== RECORDS SUPPLIED ==

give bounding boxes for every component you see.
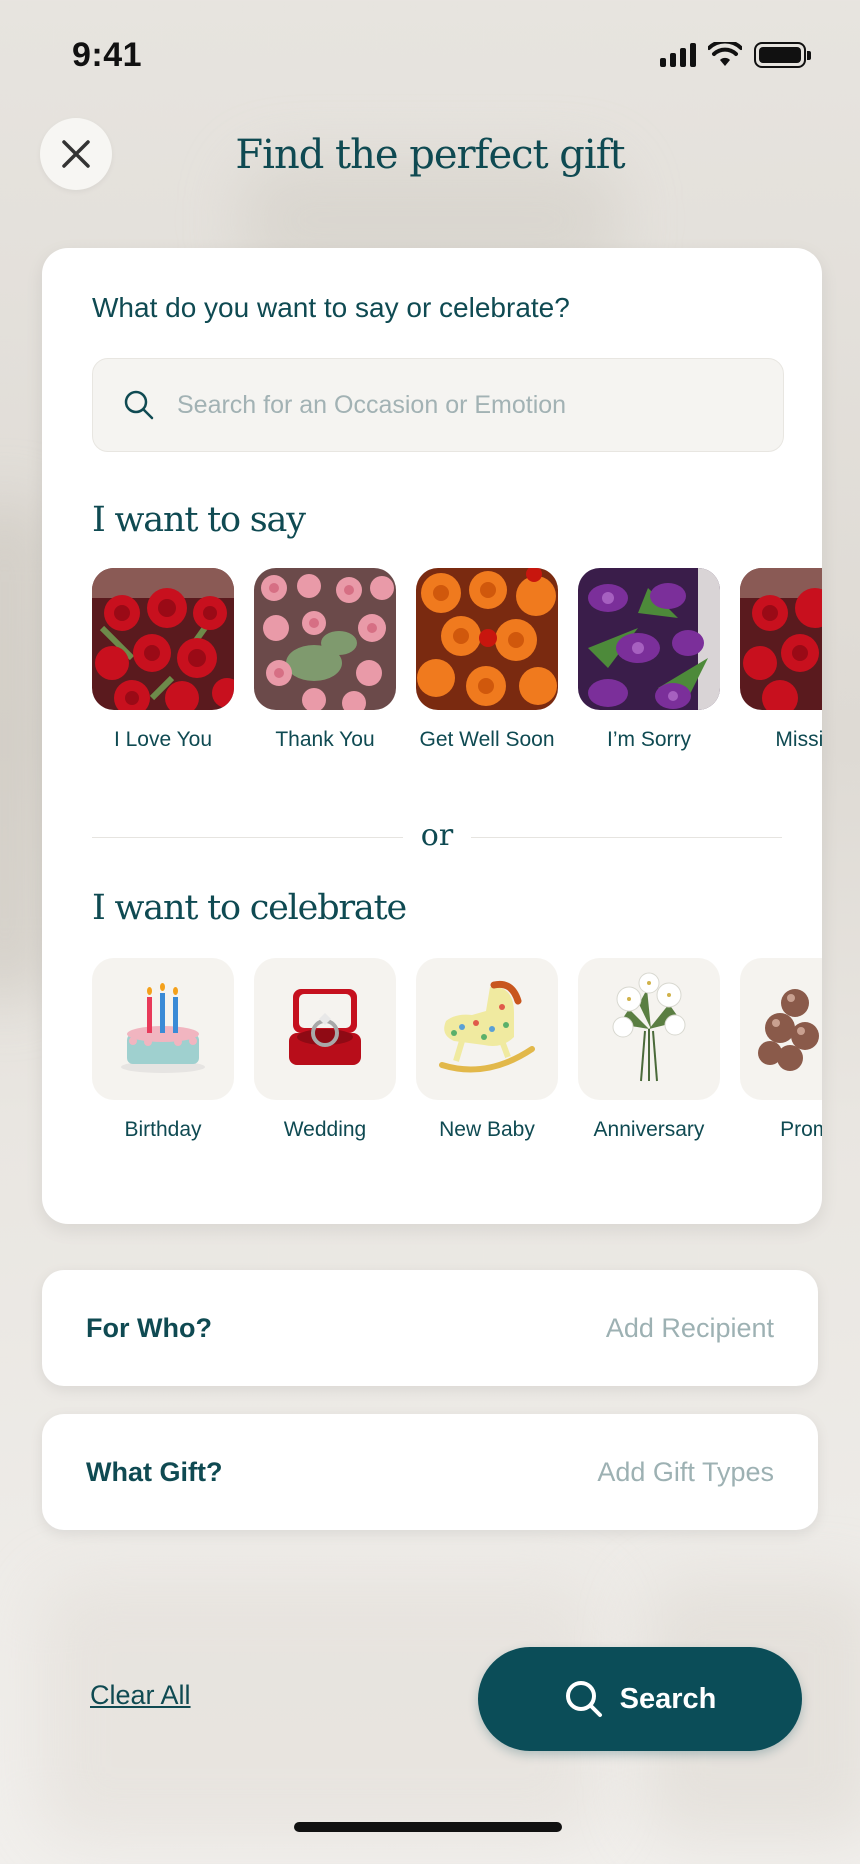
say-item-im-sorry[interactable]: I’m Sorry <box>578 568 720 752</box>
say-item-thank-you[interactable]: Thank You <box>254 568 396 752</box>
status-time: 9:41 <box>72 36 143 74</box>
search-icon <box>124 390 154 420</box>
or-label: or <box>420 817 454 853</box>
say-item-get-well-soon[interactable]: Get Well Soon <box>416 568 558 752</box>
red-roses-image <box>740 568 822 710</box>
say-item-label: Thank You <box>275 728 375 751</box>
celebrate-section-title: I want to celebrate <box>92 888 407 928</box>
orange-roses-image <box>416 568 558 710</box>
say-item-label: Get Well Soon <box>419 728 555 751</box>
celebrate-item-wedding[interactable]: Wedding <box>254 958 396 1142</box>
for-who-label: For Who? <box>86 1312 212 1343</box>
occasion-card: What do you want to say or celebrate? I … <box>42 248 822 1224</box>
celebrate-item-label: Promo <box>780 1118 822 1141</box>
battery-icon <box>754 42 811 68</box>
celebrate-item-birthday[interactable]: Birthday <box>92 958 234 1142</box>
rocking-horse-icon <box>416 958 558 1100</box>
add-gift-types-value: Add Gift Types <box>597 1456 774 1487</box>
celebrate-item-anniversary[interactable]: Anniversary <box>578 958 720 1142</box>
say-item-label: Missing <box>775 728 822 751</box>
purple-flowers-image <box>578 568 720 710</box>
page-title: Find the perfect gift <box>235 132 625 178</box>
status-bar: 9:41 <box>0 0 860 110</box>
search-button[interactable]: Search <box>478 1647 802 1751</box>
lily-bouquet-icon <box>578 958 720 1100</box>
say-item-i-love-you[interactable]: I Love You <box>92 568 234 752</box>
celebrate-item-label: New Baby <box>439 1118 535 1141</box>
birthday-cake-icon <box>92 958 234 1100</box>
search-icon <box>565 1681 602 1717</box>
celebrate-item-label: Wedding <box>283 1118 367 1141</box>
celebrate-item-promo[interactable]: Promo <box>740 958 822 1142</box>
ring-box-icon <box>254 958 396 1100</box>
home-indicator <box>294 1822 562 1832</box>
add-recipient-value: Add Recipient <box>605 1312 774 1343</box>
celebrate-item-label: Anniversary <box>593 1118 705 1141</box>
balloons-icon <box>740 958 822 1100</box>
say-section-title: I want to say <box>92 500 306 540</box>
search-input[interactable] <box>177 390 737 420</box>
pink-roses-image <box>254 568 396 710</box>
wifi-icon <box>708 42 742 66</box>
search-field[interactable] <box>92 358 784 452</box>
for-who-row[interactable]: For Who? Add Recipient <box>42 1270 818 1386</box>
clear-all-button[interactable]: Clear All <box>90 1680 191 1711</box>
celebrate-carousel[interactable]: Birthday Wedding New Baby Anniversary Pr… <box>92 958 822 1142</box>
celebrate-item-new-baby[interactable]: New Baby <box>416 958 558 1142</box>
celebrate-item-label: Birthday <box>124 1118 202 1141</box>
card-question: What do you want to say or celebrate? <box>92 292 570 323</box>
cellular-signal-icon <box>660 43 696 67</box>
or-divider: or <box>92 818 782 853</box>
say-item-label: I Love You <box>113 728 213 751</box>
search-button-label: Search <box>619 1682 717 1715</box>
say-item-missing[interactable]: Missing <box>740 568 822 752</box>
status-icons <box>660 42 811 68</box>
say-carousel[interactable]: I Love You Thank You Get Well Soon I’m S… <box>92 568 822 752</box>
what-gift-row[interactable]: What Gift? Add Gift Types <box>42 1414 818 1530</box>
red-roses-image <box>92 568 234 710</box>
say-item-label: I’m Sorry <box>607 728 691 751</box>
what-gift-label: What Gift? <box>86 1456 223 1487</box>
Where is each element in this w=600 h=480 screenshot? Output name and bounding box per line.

===
== RECORDS SUPPLIED ==

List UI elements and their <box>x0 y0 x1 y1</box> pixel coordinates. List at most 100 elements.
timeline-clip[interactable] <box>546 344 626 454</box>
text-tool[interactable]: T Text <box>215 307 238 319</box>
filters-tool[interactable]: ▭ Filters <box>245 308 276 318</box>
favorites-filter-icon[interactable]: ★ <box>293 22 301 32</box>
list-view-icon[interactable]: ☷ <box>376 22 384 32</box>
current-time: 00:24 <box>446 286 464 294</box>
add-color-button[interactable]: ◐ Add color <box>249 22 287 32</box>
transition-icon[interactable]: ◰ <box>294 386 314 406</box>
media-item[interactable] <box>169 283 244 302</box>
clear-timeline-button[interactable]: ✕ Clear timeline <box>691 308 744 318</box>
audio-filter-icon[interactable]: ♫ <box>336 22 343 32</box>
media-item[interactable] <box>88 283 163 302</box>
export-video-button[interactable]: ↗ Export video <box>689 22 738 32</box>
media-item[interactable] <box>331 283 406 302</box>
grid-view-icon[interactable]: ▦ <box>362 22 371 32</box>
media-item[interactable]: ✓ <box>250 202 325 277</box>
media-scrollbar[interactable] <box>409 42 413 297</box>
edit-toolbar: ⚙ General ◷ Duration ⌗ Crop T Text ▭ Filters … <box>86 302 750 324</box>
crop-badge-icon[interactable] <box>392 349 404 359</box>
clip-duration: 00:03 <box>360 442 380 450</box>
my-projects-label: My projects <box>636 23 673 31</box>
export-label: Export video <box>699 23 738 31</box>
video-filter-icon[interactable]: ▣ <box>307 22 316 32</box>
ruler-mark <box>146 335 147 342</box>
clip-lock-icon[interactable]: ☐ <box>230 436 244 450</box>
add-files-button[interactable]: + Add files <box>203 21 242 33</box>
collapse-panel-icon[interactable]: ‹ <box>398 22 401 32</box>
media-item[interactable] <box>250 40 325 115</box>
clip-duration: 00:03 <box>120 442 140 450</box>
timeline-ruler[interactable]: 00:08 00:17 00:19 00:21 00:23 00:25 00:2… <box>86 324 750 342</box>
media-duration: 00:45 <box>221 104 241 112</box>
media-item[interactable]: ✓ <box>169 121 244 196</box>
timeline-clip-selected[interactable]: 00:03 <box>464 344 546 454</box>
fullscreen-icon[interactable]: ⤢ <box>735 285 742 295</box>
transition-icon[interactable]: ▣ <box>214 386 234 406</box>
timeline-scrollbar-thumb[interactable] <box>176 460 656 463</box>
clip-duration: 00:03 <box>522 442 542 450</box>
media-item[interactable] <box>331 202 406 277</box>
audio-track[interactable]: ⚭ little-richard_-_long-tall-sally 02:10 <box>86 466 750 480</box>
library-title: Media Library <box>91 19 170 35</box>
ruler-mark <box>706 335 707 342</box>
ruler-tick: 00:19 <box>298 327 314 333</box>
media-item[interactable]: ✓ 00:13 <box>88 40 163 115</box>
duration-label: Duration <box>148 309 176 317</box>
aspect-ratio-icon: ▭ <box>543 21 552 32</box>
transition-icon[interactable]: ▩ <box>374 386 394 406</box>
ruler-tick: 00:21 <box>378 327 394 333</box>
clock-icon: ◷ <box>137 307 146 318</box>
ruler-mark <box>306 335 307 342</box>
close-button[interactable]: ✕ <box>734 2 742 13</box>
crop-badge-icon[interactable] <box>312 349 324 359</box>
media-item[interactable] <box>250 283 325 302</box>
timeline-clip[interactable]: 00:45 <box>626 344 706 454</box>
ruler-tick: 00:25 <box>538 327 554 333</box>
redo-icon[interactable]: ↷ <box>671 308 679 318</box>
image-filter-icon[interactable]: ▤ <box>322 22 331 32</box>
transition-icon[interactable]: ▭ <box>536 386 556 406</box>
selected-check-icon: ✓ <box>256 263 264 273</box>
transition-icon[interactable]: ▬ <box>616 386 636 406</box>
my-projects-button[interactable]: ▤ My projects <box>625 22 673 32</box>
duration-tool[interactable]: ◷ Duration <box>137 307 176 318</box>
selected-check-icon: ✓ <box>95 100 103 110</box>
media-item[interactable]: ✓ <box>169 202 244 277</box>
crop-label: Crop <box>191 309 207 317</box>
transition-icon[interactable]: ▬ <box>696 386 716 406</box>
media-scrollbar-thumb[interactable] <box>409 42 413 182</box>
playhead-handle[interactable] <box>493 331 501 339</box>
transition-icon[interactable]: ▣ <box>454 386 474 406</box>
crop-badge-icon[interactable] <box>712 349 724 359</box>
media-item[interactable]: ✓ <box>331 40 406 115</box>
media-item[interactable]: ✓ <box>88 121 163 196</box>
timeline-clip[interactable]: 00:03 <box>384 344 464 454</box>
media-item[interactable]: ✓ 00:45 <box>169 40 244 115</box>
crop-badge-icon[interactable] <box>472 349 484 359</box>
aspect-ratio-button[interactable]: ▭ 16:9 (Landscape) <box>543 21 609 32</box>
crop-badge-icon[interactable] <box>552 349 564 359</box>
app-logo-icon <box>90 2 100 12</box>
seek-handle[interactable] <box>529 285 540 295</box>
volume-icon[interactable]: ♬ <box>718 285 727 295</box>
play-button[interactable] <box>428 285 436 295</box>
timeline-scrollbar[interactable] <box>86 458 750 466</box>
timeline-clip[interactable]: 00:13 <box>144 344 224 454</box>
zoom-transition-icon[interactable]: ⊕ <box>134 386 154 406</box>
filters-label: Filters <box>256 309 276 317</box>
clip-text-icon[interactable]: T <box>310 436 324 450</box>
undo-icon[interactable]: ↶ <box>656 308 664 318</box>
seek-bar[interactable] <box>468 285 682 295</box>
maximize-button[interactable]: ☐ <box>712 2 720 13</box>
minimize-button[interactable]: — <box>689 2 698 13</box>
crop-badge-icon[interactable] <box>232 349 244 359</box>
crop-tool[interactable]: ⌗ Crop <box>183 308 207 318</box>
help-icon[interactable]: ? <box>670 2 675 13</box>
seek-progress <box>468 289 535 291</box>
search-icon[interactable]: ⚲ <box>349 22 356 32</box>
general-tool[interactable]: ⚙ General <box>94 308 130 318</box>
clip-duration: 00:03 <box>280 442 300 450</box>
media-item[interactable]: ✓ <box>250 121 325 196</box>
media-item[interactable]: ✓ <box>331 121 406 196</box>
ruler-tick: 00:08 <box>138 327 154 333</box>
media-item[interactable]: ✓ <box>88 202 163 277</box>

===
== RECORDS SUPPLIED ==

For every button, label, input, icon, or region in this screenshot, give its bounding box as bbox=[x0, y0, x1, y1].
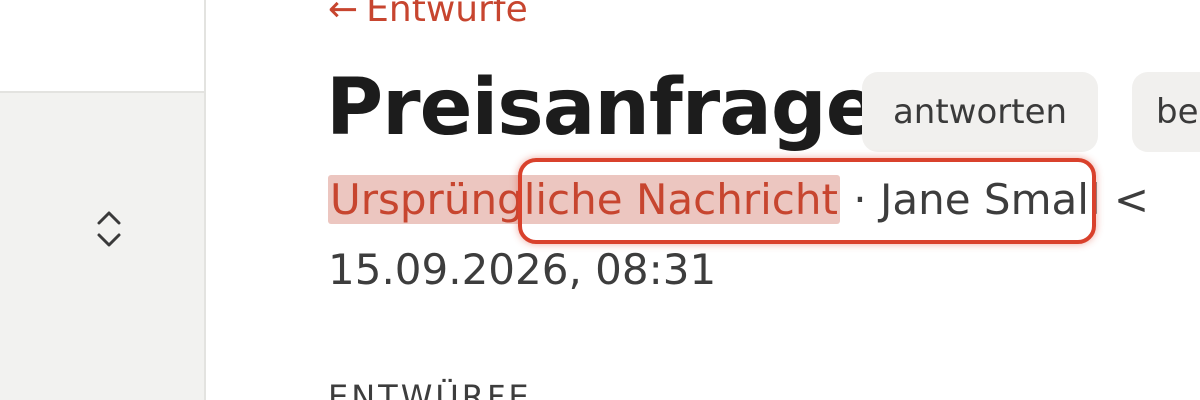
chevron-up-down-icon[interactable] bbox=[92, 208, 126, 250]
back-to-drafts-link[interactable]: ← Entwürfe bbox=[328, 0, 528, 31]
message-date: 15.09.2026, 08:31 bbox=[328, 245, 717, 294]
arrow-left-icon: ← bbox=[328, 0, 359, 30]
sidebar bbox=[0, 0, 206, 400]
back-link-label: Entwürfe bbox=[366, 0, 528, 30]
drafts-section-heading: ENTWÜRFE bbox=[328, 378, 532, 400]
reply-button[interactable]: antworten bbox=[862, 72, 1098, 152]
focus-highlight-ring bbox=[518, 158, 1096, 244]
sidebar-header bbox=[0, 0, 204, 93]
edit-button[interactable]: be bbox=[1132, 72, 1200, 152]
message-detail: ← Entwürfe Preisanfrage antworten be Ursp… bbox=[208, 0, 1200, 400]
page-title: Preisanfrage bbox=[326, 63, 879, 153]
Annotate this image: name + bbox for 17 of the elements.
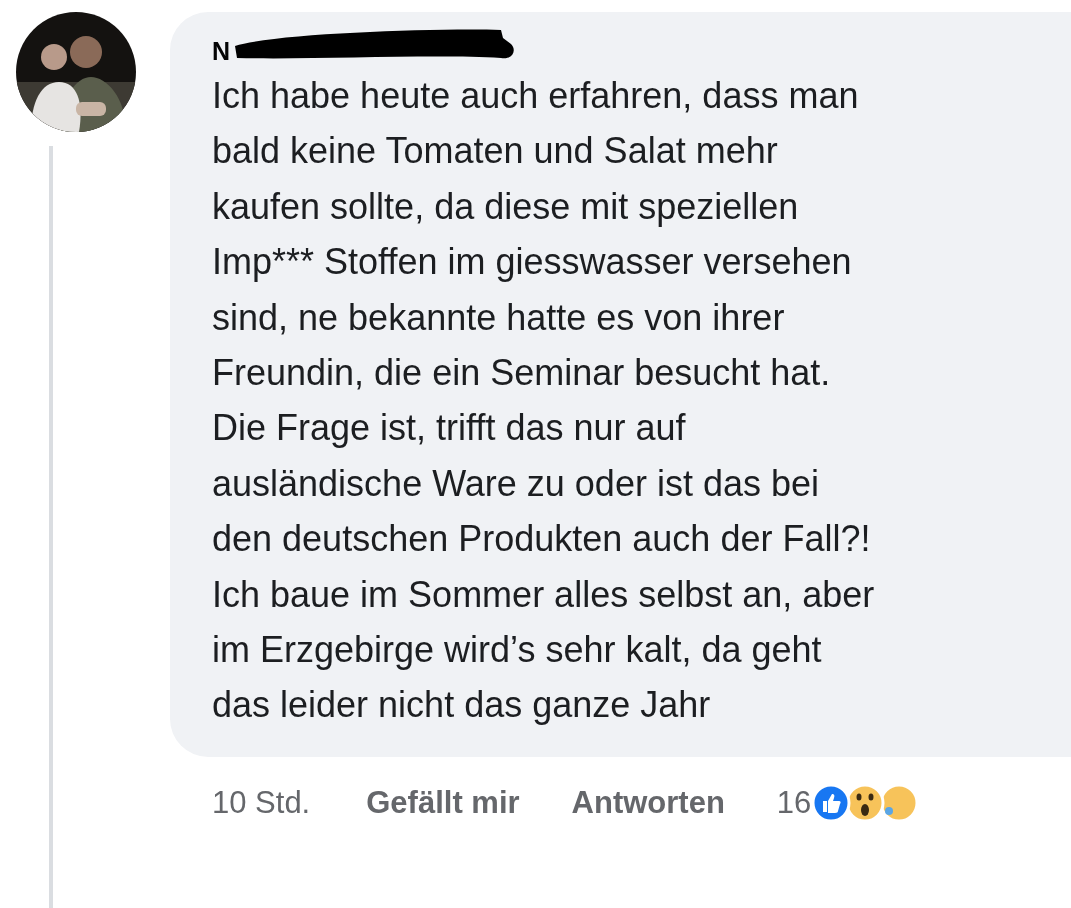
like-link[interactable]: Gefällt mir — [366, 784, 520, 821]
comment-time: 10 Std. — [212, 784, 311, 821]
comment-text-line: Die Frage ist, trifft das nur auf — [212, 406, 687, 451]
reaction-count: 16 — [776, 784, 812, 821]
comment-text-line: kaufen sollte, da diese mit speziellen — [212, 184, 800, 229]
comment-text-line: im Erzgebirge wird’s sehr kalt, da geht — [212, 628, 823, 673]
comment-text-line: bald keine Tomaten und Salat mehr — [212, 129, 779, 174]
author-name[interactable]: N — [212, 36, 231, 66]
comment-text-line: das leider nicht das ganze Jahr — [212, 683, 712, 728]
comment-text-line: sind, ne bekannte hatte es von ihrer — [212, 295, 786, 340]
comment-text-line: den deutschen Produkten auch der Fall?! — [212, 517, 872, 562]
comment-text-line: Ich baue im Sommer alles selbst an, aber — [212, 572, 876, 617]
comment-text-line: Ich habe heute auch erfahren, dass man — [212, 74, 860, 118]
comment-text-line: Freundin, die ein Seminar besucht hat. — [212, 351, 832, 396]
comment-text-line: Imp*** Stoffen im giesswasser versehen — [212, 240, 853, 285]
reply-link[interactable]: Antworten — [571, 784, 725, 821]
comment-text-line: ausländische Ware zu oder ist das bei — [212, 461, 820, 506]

===

* **GOAL**
Copy the entries starting at the line containing "like-link[interactable]: Gefällt mir" and ending at the line containing "comment-text-line: im Erzgebirge", keeping both lines and everything between them unchanged.

* **RESPONSE**
like-link[interactable]: Gefällt mir — [366, 784, 520, 821]
comment-time: 10 Std. — [212, 784, 311, 821]
comment-text-line: Die Frage ist, trifft das nur auf — [212, 406, 687, 451]
reaction-count: 16 — [776, 784, 812, 821]
comment-text-line: kaufen sollte, da diese mit speziellen — [212, 184, 800, 229]
comment-text-line: im Erzgebirge wird’s sehr kalt, da geht — [212, 628, 823, 673]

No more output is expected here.